__REQUEST__.
Go through the data below. Pull out every line that has the word "Trace".

[Stored entries]
+ + + + + + +

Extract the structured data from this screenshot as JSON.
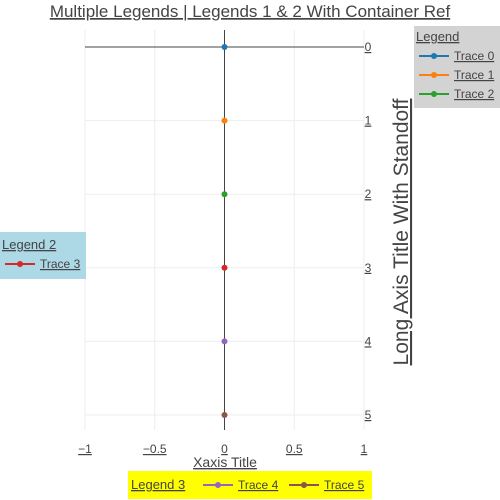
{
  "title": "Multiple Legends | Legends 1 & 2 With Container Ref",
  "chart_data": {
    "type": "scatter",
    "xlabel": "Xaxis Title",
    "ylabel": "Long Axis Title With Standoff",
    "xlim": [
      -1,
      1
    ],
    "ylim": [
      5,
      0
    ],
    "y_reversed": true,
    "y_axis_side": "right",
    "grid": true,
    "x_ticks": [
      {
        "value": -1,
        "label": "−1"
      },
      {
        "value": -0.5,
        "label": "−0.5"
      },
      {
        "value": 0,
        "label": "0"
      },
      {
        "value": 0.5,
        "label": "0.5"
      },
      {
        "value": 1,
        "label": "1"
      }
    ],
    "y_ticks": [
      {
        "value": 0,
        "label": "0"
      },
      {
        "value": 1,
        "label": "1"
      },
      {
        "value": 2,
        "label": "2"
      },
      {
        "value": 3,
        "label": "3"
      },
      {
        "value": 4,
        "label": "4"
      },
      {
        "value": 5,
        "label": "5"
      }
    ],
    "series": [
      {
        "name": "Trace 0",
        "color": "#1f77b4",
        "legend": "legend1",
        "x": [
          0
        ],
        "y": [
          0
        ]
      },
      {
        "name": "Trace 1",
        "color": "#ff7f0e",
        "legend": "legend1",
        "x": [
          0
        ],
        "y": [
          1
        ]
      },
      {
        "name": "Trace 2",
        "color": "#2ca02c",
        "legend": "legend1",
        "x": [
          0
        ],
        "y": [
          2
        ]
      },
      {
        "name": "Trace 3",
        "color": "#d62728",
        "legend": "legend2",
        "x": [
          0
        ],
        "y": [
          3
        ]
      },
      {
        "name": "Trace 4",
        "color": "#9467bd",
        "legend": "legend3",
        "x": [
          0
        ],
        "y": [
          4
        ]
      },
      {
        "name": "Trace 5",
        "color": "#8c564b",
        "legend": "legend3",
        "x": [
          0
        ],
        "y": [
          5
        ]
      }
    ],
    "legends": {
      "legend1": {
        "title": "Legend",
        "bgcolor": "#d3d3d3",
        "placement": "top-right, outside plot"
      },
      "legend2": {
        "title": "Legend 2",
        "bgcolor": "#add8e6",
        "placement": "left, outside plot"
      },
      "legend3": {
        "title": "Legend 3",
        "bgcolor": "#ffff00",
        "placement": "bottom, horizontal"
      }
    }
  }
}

+ + + + + + +

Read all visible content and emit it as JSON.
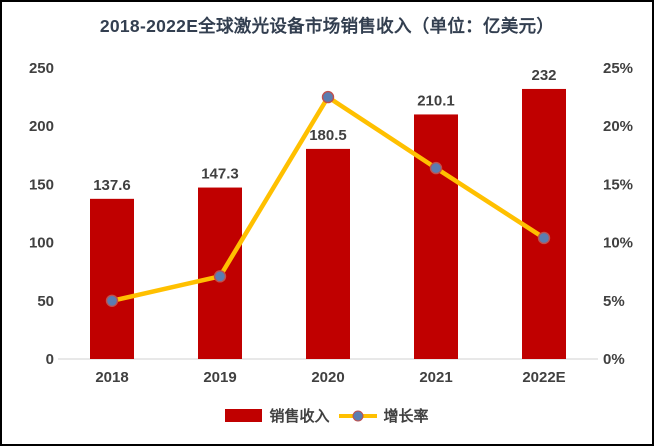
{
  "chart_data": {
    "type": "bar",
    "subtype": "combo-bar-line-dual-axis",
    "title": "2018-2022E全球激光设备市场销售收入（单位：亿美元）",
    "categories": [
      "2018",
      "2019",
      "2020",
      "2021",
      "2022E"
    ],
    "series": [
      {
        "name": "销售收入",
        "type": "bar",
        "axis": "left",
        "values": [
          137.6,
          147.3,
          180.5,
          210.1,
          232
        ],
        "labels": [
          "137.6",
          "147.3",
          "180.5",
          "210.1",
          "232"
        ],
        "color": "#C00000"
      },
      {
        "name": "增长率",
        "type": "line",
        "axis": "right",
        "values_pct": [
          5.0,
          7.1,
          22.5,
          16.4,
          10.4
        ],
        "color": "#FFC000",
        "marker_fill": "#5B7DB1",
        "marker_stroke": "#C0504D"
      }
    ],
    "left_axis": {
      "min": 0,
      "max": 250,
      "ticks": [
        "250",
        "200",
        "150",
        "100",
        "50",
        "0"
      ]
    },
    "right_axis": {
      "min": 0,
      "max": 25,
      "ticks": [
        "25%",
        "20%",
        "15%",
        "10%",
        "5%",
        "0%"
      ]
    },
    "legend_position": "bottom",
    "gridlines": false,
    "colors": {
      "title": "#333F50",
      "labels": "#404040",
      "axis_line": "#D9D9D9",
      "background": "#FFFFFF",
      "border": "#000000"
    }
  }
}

+ + + + + + +

__EXERCISE RESULT__.
        "name": "Trace 0",
        "name": "Trace 1",
        "name": "Trace 2",
        "name": "Trace 3",
        "name": "Trace 4",
        "name": "Trace 5",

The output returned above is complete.